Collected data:

-- Start --

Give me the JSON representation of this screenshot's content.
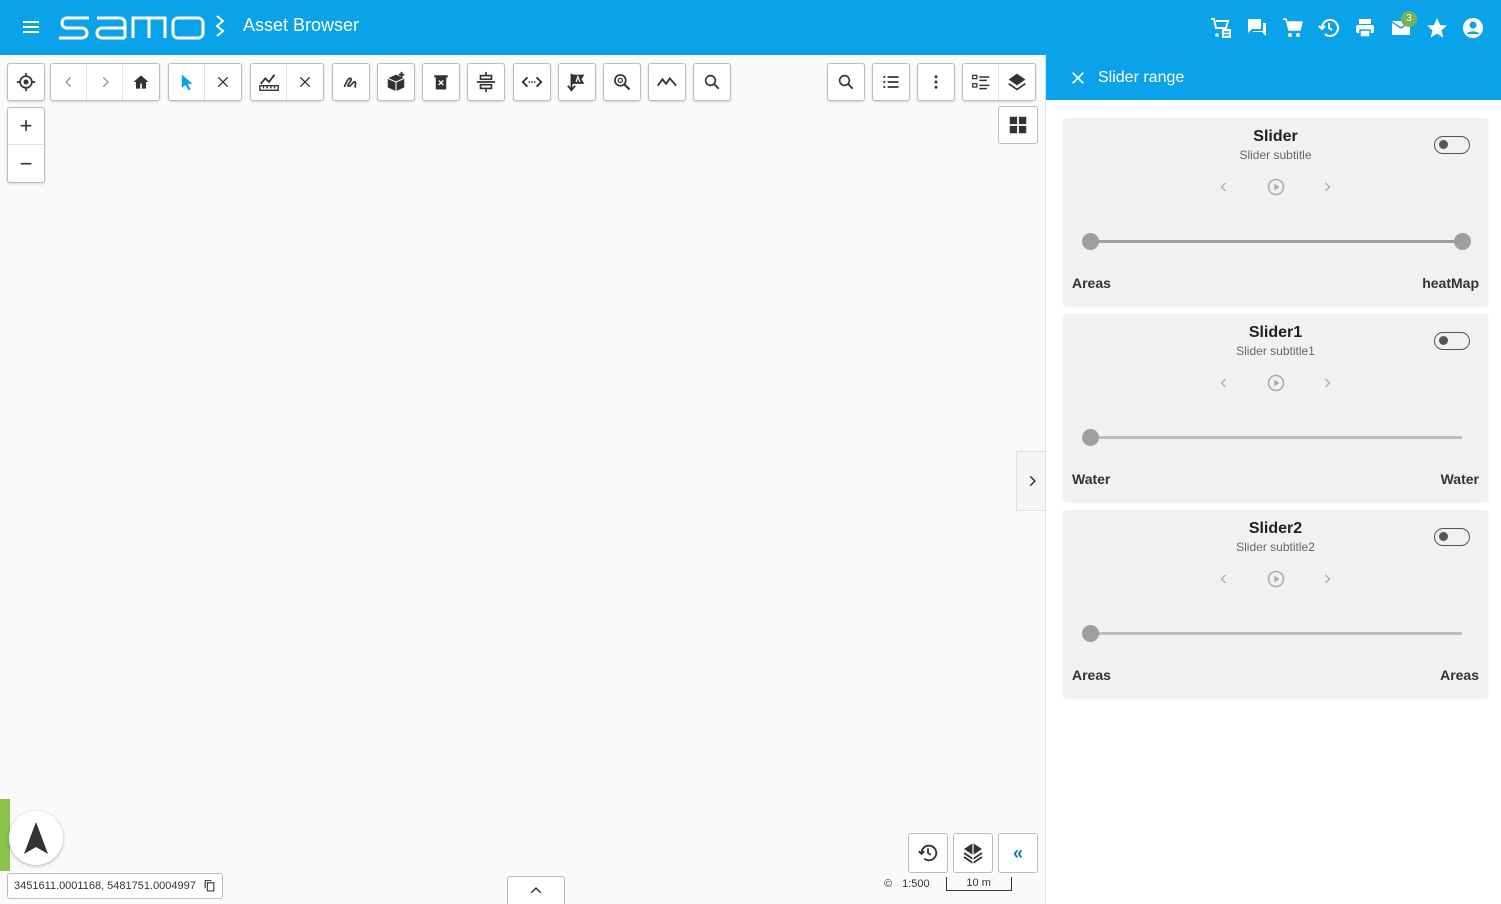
{
  "header": {
    "app_title": "Asset Browser",
    "logo_text": "samo",
    "mail_badge": "3",
    "accent_color": "#0aa3ea"
  },
  "header_icons": [
    "cart-list-icon",
    "chat-icon",
    "cart-icon",
    "history-icon",
    "print-icon",
    "mail-icon",
    "star-icon",
    "account-icon"
  ],
  "map": {
    "coordinates": "3451611.0001168, 5481751.0004997",
    "scale_label": "1:500",
    "scale_bar_label": "10 m",
    "copyright_symbol": "©"
  },
  "panel": {
    "title": "Slider range",
    "sliders": [
      {
        "title": "Slider",
        "subtitle": "Slider subtitle",
        "label_start": "Areas",
        "label_end": "heatMap",
        "range_start": 0,
        "range_end": 1
      },
      {
        "title": "Slider1",
        "subtitle": "Slider subtitle1",
        "label_start": "Water",
        "label_end": "Water",
        "range_start": 0,
        "range_end": 0
      },
      {
        "title": "Slider2",
        "subtitle": "Slider subtitle2",
        "label_start": "Areas",
        "label_end": "Areas",
        "range_start": 0,
        "range_end": 0
      }
    ]
  }
}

-- End --

JOB –
Set each line of the records down exactly, leaving every picture out.

RESULT OF THIS TASK –
Give me the JSON representation of this screenshot's content.
{
  "header": {
    "app_title": "Asset Browser",
    "logo_text": "samo",
    "mail_badge": "3",
    "accent_color": "#0aa3ea"
  },
  "header_icons": [
    "cart-list-icon",
    "chat-icon",
    "cart-icon",
    "history-icon",
    "print-icon",
    "mail-icon",
    "star-icon",
    "account-icon"
  ],
  "map": {
    "coordinates": "3451611.0001168, 5481751.0004997",
    "scale_label": "1:500",
    "scale_bar_label": "10 m",
    "copyright_symbol": "©"
  },
  "panel": {
    "title": "Slider range",
    "sliders": [
      {
        "title": "Slider",
        "subtitle": "Slider subtitle",
        "label_start": "Areas",
        "label_end": "heatMap",
        "range_start": 0,
        "range_end": 1
      },
      {
        "title": "Slider1",
        "subtitle": "Slider subtitle1",
        "label_start": "Water",
        "label_end": "Water",
        "range_start": 0,
        "range_end": 0
      },
      {
        "title": "Slider2",
        "subtitle": "Slider subtitle2",
        "label_start": "Areas",
        "label_end": "Areas",
        "range_start": 0,
        "range_end": 0
      }
    ]
  }
}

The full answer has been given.